Short task: Copy nothing but the text: reproduce each line of the listing exactly and leave the pictures out.

(Saved data entries)
'''
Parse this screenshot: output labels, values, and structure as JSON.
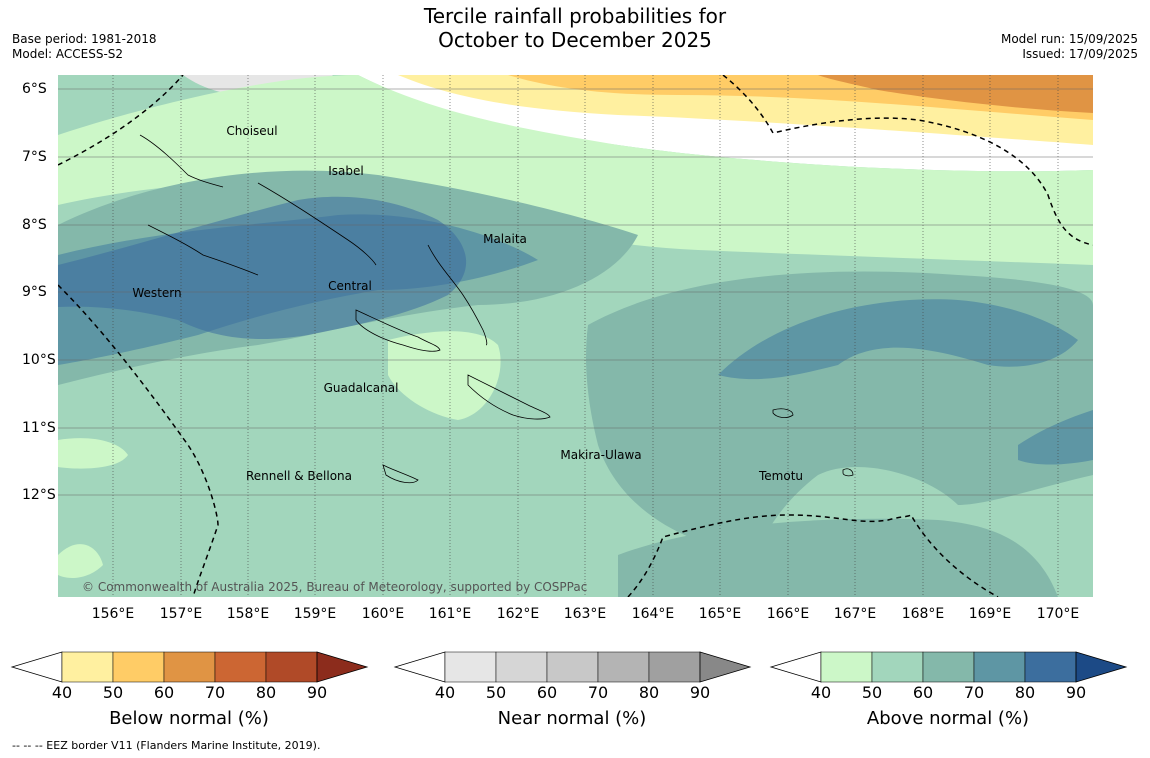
{
  "header": {
    "title_line1": "Tercile rainfall probabilities for",
    "title_line2": "October to December 2025",
    "base_period": "Base period: 1981-2018",
    "model": "Model: ACCESS-S2",
    "model_run": "Model run: 15/09/2025",
    "issued": "Issued: 17/09/2025"
  },
  "map": {
    "lat_labels": [
      "6°S",
      "7°S",
      "8°S",
      "9°S",
      "10°S",
      "11°S",
      "12°S"
    ],
    "lon_labels": [
      "156°E",
      "157°E",
      "158°E",
      "159°E",
      "160°E",
      "161°E",
      "162°E",
      "163°E",
      "164°E",
      "165°E",
      "166°E",
      "167°E",
      "168°E",
      "169°E",
      "170°E"
    ],
    "regions": [
      "Choiseul",
      "Isabel",
      "Malaita",
      "Western",
      "Central",
      "Guadalcanal",
      "Makira-Ulawa",
      "Rennell & Bellona",
      "Temotu"
    ],
    "copyright": "© Commonwealth of Australia 2025, Bureau of Meteorology, supported by COSPPac"
  },
  "legends": [
    {
      "title": "Below normal (%)",
      "ticks": [
        "40",
        "50",
        "60",
        "70",
        "80",
        "90"
      ],
      "colors": [
        "#ffffff",
        "#fff0a0",
        "#ffcc66",
        "#e09444",
        "#cc6633",
        "#b04a28",
        "#8c2c1c"
      ]
    },
    {
      "title": "Near normal (%)",
      "ticks": [
        "40",
        "50",
        "60",
        "70",
        "80",
        "90"
      ],
      "colors": [
        "#ffffff",
        "#e6e6e6",
        "#d6d6d6",
        "#c8c8c8",
        "#b4b4b4",
        "#a0a0a0",
        "#888888"
      ]
    },
    {
      "title": "Above normal (%)",
      "ticks": [
        "40",
        "50",
        "60",
        "70",
        "80",
        "90"
      ],
      "colors": [
        "#ffffff",
        "#ccf7c8",
        "#a2d6bc",
        "#84b8aa",
        "#5e96a4",
        "#3c6e9e",
        "#1c4a86"
      ]
    }
  ],
  "footnote": "--  --  -- EEZ border V11 (Flanders Marine Institute, 2019)."
}
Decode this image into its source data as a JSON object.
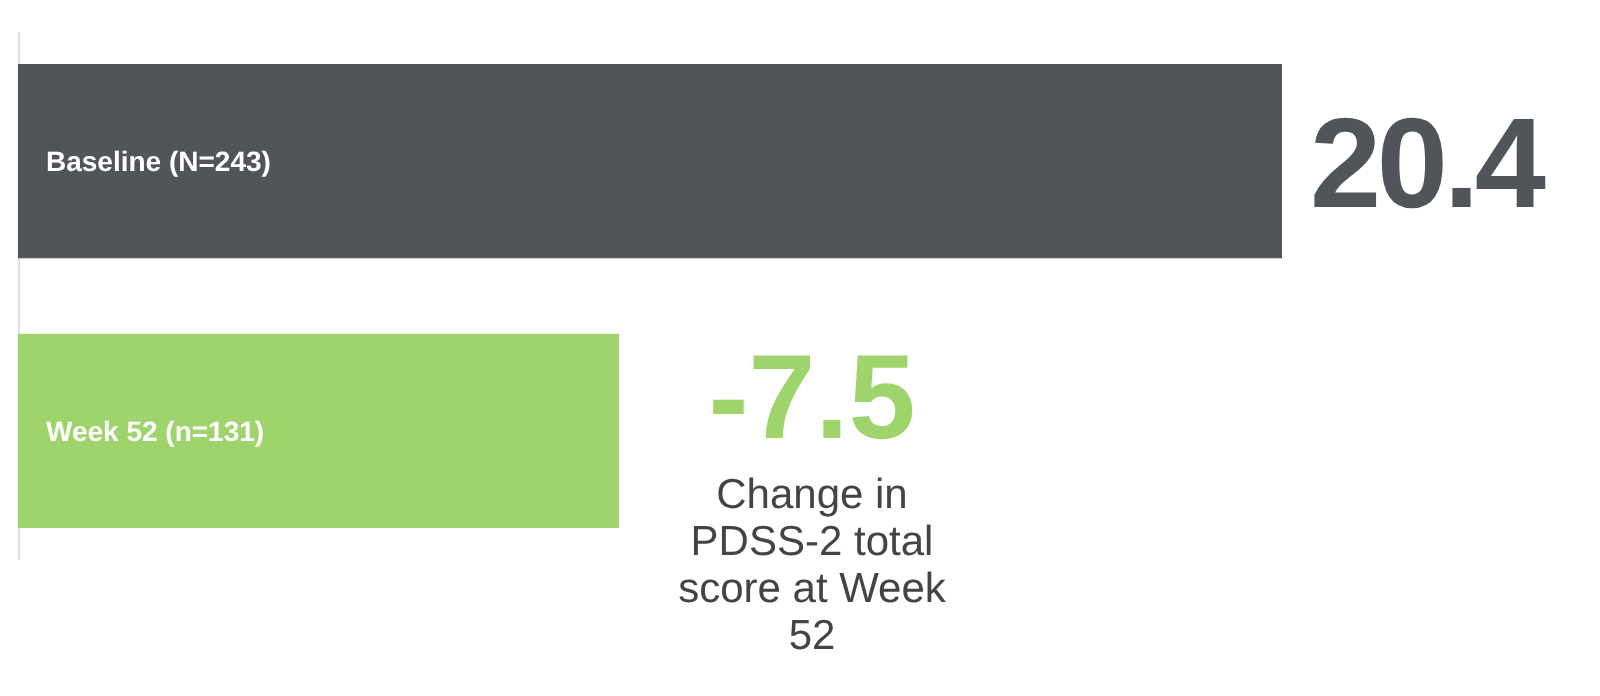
{
  "chart_data": {
    "type": "bar",
    "orientation": "horizontal",
    "categories": [
      "Baseline (N=243)",
      "Week 52 (n=131)"
    ],
    "values": [
      20.4,
      9.7
    ],
    "colors": [
      "#515559",
      "#9fd46c"
    ],
    "value_labels": [
      "20.4",
      null
    ],
    "annotations": [
      "-7.5",
      "Change in PDSS-2 total score at Week 52"
    ]
  }
}
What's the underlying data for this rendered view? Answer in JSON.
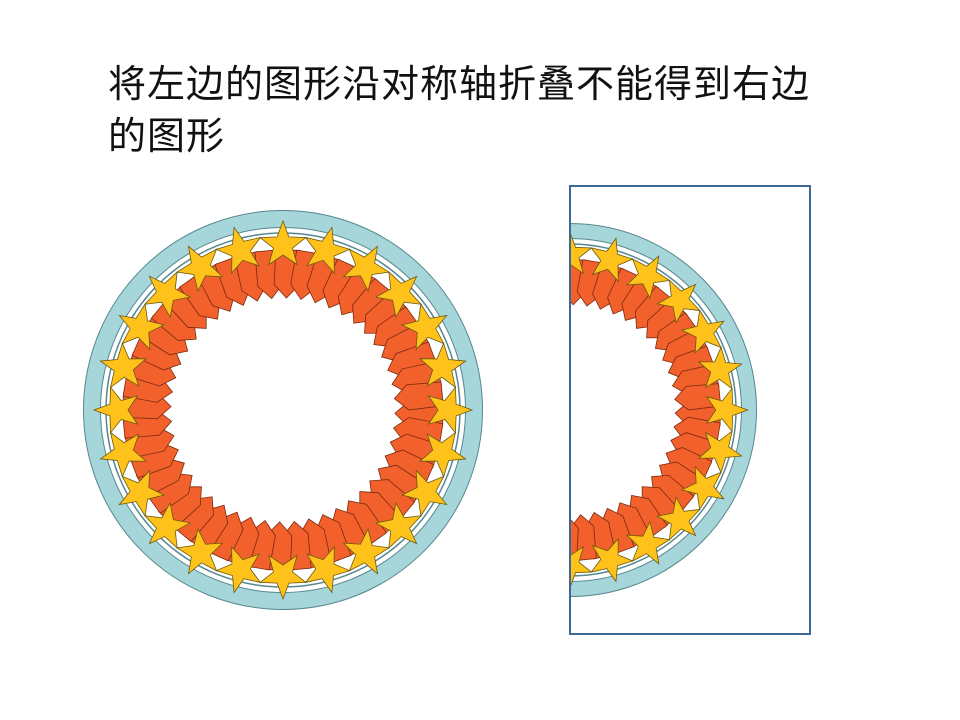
'''
Full response:
Parse this screenshot: output labels, values, and structure as JSON.
{
  "header": {
    "title_line1": "Tercile rainfall probabilities for",
    "title_line2": "October to December 2025",
    "base_period": "Base period: 1981-2018",
    "model": "Model: ACCESS-S2",
    "model_run": "Model run: 15/09/2025",
    "issued": "Issued: 17/09/2025"
  },
  "map": {
    "lat_labels": [
      "6°S",
      "7°S",
      "8°S",
      "9°S",
      "10°S",
      "11°S",
      "12°S"
    ],
    "lon_labels": [
      "156°E",
      "157°E",
      "158°E",
      "159°E",
      "160°E",
      "161°E",
      "162°E",
      "163°E",
      "164°E",
      "165°E",
      "166°E",
      "167°E",
      "168°E",
      "169°E",
      "170°E"
    ],
    "regions": [
      "Choiseul",
      "Isabel",
      "Malaita",
      "Western",
      "Central",
      "Guadalcanal",
      "Makira-Ulawa",
      "Rennell & Bellona",
      "Temotu"
    ],
    "copyright": "© Commonwealth of Australia 2025, Bureau of Meteorology, supported by COSPPac"
  },
  "legends": [
    {
      "title": "Below normal (%)",
      "ticks": [
        "40",
        "50",
        "60",
        "70",
        "80",
        "90"
      ],
      "colors": [
        "#ffffff",
        "#fff0a0",
        "#ffcc66",
        "#e09444",
        "#cc6633",
        "#b04a28",
        "#8c2c1c"
      ]
    },
    {
      "title": "Near normal (%)",
      "ticks": [
        "40",
        "50",
        "60",
        "70",
        "80",
        "90"
      ],
      "colors": [
        "#ffffff",
        "#e6e6e6",
        "#d6d6d6",
        "#c8c8c8",
        "#b4b4b4",
        "#a0a0a0",
        "#888888"
      ]
    },
    {
      "title": "Above normal (%)",
      "ticks": [
        "40",
        "50",
        "60",
        "70",
        "80",
        "90"
      ],
      "colors": [
        "#ffffff",
        "#ccf7c8",
        "#a2d6bc",
        "#84b8aa",
        "#5e96a4",
        "#3c6e9e",
        "#1c4a86"
      ]
    }
  ],
  "footnote": "--  --  -- EEZ border V11 (Flanders Marine Institute, 2019)."
}
Decode this image into its source data as a JSON object.
{
  "chart_data": {
    "type": "bar",
    "orientation": "horizontal",
    "categories": [
      "Baseline (N=243)",
      "Week 52 (n=131)"
    ],
    "values": [
      20.4,
      9.7
    ],
    "colors": [
      "#515559",
      "#9fd46c"
    ],
    "value_labels": [
      "20.4",
      null
    ],
    "annotations": [
      "-7.5",
      "Change in PDSS-2 total score at Week 52"
    ]
  }
}
What's the underlying data for this rendered view? Answer in JSON.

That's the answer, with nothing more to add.